Material provided:
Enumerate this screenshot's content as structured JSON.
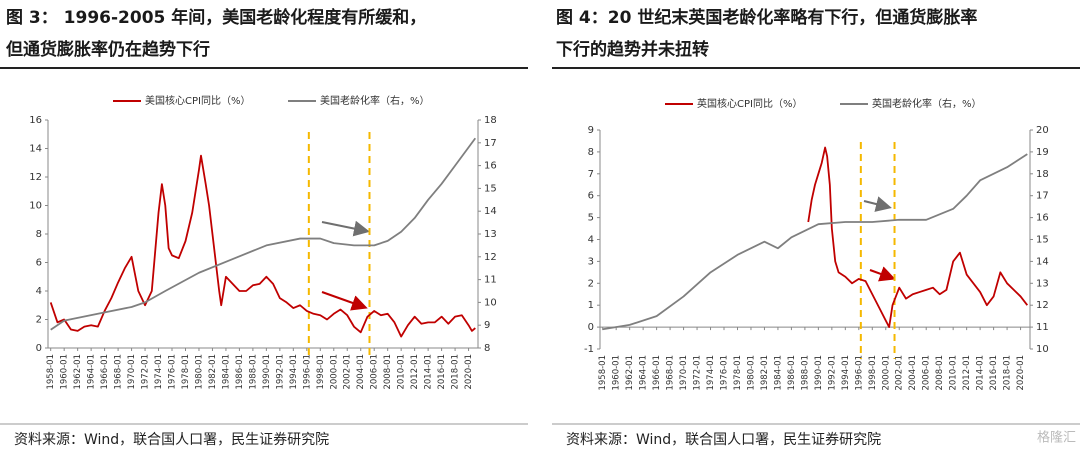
{
  "figures": [
    {
      "title": [
        "图 3：  1996-2005 年间，美国老龄化程度有所缓和，",
        "但通货膨胀率仍在趋势下行"
      ],
      "source": "资料来源：Wind，联合国人口署，民生证券研究院"
    },
    {
      "title": [
        "图 4：20 世纪末英国老龄化率略有下行，但通货膨胀率",
        "下行的趋势并未扭转"
      ],
      "source": "资料来源：Wind，联合国人口署，民生证券研究院"
    }
  ],
  "watermark": "格隆汇",
  "chart_data": [
    {
      "type": "line",
      "xlim": [
        1957.6,
        2021.4
      ],
      "ylim": [
        0,
        16
      ],
      "y2lim": [
        8,
        18
      ],
      "yticks": [
        0,
        2,
        4,
        6,
        8,
        10,
        12,
        14,
        16
      ],
      "y2ticks": [
        8,
        9,
        10,
        11,
        12,
        13,
        14,
        15,
        16,
        17,
        18
      ],
      "xticks": [
        {
          "value": 1958,
          "label": "1958-01"
        },
        {
          "value": 1960,
          "label": "1960-01"
        },
        {
          "value": 1962,
          "label": "1962-01"
        },
        {
          "value": 1964,
          "label": "1964-01"
        },
        {
          "value": 1966,
          "label": "1966-01"
        },
        {
          "value": 1968,
          "label": "1968-01"
        },
        {
          "value": 1970,
          "label": "1970-01"
        },
        {
          "value": 1972,
          "label": "1972-01"
        },
        {
          "value": 1974,
          "label": "1974-01"
        },
        {
          "value": 1976,
          "label": "1976-01"
        },
        {
          "value": 1978,
          "label": "1978-01"
        },
        {
          "value": 1980,
          "label": "1980-01"
        },
        {
          "value": 1982,
          "label": "1982-01"
        },
        {
          "value": 1984,
          "label": "1984-01"
        },
        {
          "value": 1986,
          "label": "1986-01"
        },
        {
          "value": 1988,
          "label": "1988-01"
        },
        {
          "value": 1990,
          "label": "1990-01"
        },
        {
          "value": 1992,
          "label": "1992-01"
        },
        {
          "value": 1994,
          "label": "1994-01"
        },
        {
          "value": 1996,
          "label": "1996-01"
        },
        {
          "value": 1998,
          "label": "1998-01"
        },
        {
          "value": 2000,
          "label": "2000-01"
        },
        {
          "value": 2002,
          "label": "2002-01"
        },
        {
          "value": 2004,
          "label": "2004-01"
        },
        {
          "value": 2006,
          "label": "2006-01"
        },
        {
          "value": 2008,
          "label": "2008-01"
        },
        {
          "value": 2010,
          "label": "2010-01"
        },
        {
          "value": 2012,
          "label": "2012-01"
        },
        {
          "value": 2014,
          "label": "2014-01"
        },
        {
          "value": 2016,
          "label": "2016-01"
        },
        {
          "value": 2018,
          "label": "2018-01"
        },
        {
          "value": 2020,
          "label": "2020-01"
        }
      ],
      "reference_lines": {
        "color": "#f5b800",
        "x": [
          1996.3,
          2005.3
        ]
      },
      "series": [
        {
          "name": "美国核心CPI同比（%）",
          "color": "#c00000",
          "x": [
            1958,
            1959,
            1960,
            1961,
            1962,
            1963,
            1964,
            1965,
            1966,
            1967,
            1968,
            1969,
            1970,
            1971,
            1972,
            1973,
            1974,
            1974.5,
            1975,
            1975.5,
            1976,
            1977,
            1978,
            1979,
            1980,
            1980.3,
            1981,
            1981.5,
            1982,
            1983,
            1983.3,
            1984,
            1985,
            1986,
            1987,
            1988,
            1989,
            1990,
            1991,
            1992,
            1993,
            1994,
            1995,
            1996,
            1997,
            1998,
            1999,
            2000,
            2001,
            2002,
            2003,
            2004,
            2005,
            2006,
            2007,
            2008,
            2009,
            2010,
            2011,
            2012,
            2013,
            2014,
            2015,
            2016,
            2017,
            2018,
            2019,
            2020,
            2020.5,
            2021
          ],
          "values": [
            3.2,
            1.8,
            2.0,
            1.3,
            1.2,
            1.5,
            1.6,
            1.5,
            2.6,
            3.5,
            4.6,
            5.6,
            6.4,
            4.0,
            3.0,
            4.0,
            9.5,
            11.5,
            10,
            7,
            6.5,
            6.3,
            7.5,
            9.5,
            12.5,
            13.5,
            11.5,
            10,
            8,
            4,
            3,
            5,
            4.5,
            4.0,
            4.0,
            4.4,
            4.5,
            5.0,
            4.5,
            3.5,
            3.2,
            2.8,
            3.0,
            2.6,
            2.4,
            2.3,
            2.0,
            2.4,
            2.7,
            2.3,
            1.5,
            1.1,
            2.2,
            2.6,
            2.3,
            2.4,
            1.8,
            0.8,
            1.6,
            2.2,
            1.7,
            1.8,
            1.8,
            2.2,
            1.7,
            2.2,
            2.3,
            1.6,
            1.2,
            1.4
          ]
        },
        {
          "name": "美国老龄化率（右，%）",
          "color": "#7f7f7f",
          "axis": "y2",
          "x": [
            1958,
            1960,
            1965,
            1970,
            1972,
            1975,
            1980,
            1985,
            1990,
            1995,
            1998,
            2000,
            2003,
            2006,
            2008,
            2010,
            2012,
            2014,
            2016,
            2018,
            2020,
            2021
          ],
          "values": [
            8.8,
            9.2,
            9.5,
            9.8,
            10.0,
            10.5,
            11.3,
            11.9,
            12.5,
            12.8,
            12.8,
            12.6,
            12.5,
            12.5,
            12.7,
            13.1,
            13.7,
            14.5,
            15.2,
            16.0,
            16.8,
            17.2
          ]
        }
      ]
    },
    {
      "type": "line",
      "xlim": [
        1957.6,
        2021.4
      ],
      "ylim": [
        -1,
        9
      ],
      "y2lim": [
        10,
        20
      ],
      "yticks": [
        -1,
        0,
        1,
        2,
        3,
        4,
        5,
        6,
        7,
        8,
        9
      ],
      "y2ticks": [
        10,
        11,
        12,
        13,
        14,
        15,
        16,
        17,
        18,
        19,
        20
      ],
      "xticks": [
        {
          "value": 1958,
          "label": "1958-01"
        },
        {
          "value": 1960,
          "label": "1960-01"
        },
        {
          "value": 1962,
          "label": "1962-01"
        },
        {
          "value": 1964,
          "label": "1964-01"
        },
        {
          "value": 1966,
          "label": "1966-01"
        },
        {
          "value": 1968,
          "label": "1968-01"
        },
        {
          "value": 1970,
          "label": "1970-01"
        },
        {
          "value": 1972,
          "label": "1972-01"
        },
        {
          "value": 1974,
          "label": "1974-01"
        },
        {
          "value": 1976,
          "label": "1976-01"
        },
        {
          "value": 1978,
          "label": "1978-01"
        },
        {
          "value": 1980,
          "label": "1980-01"
        },
        {
          "value": 1982,
          "label": "1982-01"
        },
        {
          "value": 1984,
          "label": "1984-01"
        },
        {
          "value": 1986,
          "label": "1986-01"
        },
        {
          "value": 1988,
          "label": "1988-01"
        },
        {
          "value": 1990,
          "label": "1990-01"
        },
        {
          "value": 1992,
          "label": "1992-01"
        },
        {
          "value": 1994,
          "label": "1994-01"
        },
        {
          "value": 1996,
          "label": "1996-01"
        },
        {
          "value": 1998,
          "label": "1998-01"
        },
        {
          "value": 2000,
          "label": "2000-01"
        },
        {
          "value": 2002,
          "label": "2002-01"
        },
        {
          "value": 2004,
          "label": "2004-01"
        },
        {
          "value": 2006,
          "label": "2006-01"
        },
        {
          "value": 2008,
          "label": "2008-01"
        },
        {
          "value": 2010,
          "label": "2010-01"
        },
        {
          "value": 2012,
          "label": "2012-01"
        },
        {
          "value": 2014,
          "label": "2014-01"
        },
        {
          "value": 2016,
          "label": "2016-01"
        },
        {
          "value": 2018,
          "label": "2018-01"
        },
        {
          "value": 2020,
          "label": "2020-01"
        }
      ],
      "reference_lines": {
        "color": "#f5b800",
        "x": [
          1996.3,
          2001.3
        ]
      },
      "series": [
        {
          "name": "英国核心CPI同比（%）",
          "color": "#c00000",
          "x": [
            1988.5,
            1989,
            1989.5,
            1990,
            1990.5,
            1991,
            1991.3,
            1991.7,
            1992,
            1992.5,
            1993,
            1994,
            1995,
            1996,
            1997,
            1998,
            1999,
            2000,
            2000.5,
            2001,
            2002,
            2003,
            2004,
            2005,
            2006,
            2007,
            2008,
            2009,
            2010,
            2010.5,
            2011,
            2012,
            2013,
            2014,
            2015,
            2016,
            2017,
            2018,
            2019,
            2020,
            2021
          ],
          "values": [
            4.8,
            5.8,
            6.5,
            7.0,
            7.5,
            8.2,
            7.8,
            6.5,
            4.5,
            3,
            2.5,
            2.3,
            2.0,
            2.2,
            2.1,
            1.5,
            0.9,
            0.3,
            0,
            1.0,
            1.8,
            1.3,
            1.5,
            1.6,
            1.7,
            1.8,
            1.5,
            1.7,
            3.0,
            3.2,
            3.4,
            2.4,
            2.0,
            1.6,
            1.0,
            1.4,
            2.5,
            2.0,
            1.7,
            1.4,
            1.0
          ]
        },
        {
          "name": "英国老龄化率（右，%）",
          "color": "#7f7f7f",
          "axis": "y2",
          "x": [
            1958,
            1962,
            1966,
            1970,
            1974,
            1978,
            1982,
            1984,
            1986,
            1990,
            1994,
            1998,
            2002,
            2006,
            2010,
            2012,
            2014,
            2018,
            2021
          ],
          "values": [
            10.9,
            11.1,
            11.5,
            12.4,
            13.5,
            14.3,
            14.9,
            14.6,
            15.1,
            15.7,
            15.8,
            15.8,
            15.9,
            15.9,
            16.4,
            17.0,
            17.7,
            18.3,
            18.9
          ]
        }
      ]
    }
  ]
}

Directions: Say how many lines in the listing above include "name". Give nothing but the number.

Solved exercise: 4